== THE EXERCISE ==
Tally the lines that hold the string "title", and reply with the count alone.

== ENTRIES PROVIDED ==
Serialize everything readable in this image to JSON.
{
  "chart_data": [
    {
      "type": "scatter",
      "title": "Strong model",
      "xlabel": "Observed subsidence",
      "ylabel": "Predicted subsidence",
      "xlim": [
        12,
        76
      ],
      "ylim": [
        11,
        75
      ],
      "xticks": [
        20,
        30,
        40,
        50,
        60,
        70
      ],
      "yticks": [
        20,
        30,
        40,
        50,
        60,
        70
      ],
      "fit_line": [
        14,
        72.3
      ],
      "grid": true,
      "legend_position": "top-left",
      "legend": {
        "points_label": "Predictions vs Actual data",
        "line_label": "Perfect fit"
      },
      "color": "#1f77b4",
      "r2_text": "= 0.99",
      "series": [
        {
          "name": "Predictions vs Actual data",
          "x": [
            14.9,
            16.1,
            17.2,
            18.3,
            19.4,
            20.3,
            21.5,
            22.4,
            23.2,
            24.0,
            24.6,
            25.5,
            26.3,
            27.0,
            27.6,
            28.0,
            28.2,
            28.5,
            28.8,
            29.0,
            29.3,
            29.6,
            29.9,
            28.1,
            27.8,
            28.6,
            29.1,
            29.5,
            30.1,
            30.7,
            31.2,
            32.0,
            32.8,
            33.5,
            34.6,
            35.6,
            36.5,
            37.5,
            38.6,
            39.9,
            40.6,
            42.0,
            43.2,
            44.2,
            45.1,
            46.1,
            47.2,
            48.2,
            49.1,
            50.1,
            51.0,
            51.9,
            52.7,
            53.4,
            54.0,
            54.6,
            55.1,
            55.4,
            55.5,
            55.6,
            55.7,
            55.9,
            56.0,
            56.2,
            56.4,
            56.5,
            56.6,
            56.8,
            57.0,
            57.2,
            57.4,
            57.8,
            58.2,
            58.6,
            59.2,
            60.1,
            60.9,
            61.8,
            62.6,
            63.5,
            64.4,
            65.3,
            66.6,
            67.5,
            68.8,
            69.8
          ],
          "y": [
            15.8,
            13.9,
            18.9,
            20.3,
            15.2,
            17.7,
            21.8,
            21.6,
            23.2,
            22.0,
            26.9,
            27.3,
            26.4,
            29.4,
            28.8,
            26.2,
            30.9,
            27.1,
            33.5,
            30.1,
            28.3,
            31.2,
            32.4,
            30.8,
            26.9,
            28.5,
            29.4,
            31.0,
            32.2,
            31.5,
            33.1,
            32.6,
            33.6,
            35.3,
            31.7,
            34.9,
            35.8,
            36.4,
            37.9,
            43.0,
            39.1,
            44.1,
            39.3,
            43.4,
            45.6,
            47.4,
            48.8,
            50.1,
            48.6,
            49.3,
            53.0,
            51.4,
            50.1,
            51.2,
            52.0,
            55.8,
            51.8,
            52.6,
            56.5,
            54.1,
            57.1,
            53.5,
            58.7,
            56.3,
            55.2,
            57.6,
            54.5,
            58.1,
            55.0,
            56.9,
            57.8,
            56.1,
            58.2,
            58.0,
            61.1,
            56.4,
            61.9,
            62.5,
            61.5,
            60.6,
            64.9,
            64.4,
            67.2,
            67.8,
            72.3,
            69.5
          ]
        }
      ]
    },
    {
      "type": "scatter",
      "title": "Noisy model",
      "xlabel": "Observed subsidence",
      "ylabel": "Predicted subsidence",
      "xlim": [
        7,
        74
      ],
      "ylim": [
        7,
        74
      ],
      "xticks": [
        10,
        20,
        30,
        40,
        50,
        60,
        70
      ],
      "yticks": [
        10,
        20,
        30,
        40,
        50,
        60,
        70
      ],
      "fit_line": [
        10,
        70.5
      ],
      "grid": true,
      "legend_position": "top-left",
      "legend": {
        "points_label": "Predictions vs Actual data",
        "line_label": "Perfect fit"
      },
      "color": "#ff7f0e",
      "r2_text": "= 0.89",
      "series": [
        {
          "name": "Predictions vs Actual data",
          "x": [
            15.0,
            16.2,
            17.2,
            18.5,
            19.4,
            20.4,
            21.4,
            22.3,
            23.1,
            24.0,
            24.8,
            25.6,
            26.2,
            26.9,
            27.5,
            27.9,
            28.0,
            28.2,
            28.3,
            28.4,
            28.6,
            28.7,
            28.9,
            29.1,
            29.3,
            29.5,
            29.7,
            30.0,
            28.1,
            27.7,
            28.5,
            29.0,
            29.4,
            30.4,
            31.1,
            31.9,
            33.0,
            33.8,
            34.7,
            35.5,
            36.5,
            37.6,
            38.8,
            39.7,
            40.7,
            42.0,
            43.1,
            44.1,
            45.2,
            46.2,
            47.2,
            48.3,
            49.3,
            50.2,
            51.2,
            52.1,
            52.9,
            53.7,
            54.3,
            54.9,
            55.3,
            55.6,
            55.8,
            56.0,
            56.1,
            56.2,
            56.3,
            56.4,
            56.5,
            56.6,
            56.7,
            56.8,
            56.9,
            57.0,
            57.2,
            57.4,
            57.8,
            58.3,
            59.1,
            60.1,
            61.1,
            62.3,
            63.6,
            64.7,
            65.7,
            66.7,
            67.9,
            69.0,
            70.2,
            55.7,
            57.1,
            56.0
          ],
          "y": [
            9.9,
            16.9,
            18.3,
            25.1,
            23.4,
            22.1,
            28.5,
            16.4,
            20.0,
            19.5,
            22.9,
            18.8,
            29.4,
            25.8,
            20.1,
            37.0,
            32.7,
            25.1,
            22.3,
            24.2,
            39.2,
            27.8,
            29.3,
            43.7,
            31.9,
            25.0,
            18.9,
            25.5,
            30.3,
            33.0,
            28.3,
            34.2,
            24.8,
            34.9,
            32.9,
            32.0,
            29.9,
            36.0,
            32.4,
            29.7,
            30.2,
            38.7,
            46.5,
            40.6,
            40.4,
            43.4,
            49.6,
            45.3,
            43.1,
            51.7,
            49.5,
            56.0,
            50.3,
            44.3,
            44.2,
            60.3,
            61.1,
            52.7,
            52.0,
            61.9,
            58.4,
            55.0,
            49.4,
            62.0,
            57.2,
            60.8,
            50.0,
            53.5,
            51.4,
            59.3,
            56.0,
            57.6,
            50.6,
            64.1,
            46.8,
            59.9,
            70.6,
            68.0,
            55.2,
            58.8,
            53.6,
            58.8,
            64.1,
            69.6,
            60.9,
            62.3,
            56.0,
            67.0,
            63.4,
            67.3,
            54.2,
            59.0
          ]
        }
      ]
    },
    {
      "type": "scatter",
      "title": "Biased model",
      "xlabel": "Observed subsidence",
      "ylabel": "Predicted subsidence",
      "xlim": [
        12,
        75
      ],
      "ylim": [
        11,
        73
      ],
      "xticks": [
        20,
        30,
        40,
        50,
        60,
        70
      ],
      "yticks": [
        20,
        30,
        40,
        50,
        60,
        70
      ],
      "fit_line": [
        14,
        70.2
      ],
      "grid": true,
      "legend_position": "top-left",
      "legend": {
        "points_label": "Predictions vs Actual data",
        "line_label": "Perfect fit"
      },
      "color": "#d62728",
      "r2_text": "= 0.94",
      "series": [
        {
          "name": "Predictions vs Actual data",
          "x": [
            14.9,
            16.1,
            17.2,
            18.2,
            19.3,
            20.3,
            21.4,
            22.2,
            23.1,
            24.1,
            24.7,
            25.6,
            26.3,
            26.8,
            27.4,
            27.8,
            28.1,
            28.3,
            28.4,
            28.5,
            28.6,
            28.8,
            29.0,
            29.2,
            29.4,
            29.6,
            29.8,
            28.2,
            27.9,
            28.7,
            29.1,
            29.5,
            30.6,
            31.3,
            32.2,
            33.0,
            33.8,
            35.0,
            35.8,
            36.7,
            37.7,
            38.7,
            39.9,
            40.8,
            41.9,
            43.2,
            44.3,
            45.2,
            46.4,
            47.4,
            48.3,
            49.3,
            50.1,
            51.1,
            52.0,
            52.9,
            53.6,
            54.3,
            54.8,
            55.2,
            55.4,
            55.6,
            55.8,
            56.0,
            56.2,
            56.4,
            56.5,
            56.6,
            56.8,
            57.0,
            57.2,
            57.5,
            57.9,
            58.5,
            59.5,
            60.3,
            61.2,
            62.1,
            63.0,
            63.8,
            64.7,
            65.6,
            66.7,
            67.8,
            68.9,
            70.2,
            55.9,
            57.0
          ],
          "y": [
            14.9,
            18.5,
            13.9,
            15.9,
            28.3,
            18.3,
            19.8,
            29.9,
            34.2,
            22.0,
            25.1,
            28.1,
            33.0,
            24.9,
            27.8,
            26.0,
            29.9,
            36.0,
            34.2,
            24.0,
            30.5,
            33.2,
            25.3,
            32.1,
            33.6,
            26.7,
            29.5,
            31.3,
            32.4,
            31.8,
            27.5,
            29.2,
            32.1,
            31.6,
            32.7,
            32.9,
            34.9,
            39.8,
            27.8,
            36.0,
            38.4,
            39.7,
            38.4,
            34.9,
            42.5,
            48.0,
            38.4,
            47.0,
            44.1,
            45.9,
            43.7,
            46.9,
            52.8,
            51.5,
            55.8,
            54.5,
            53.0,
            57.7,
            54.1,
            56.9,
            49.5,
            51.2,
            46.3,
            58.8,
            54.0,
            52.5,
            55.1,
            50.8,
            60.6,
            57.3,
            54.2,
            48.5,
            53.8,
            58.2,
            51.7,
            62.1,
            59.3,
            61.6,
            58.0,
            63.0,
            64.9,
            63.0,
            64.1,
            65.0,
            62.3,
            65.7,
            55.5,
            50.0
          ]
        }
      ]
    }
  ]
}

== TASK RESULT ==
3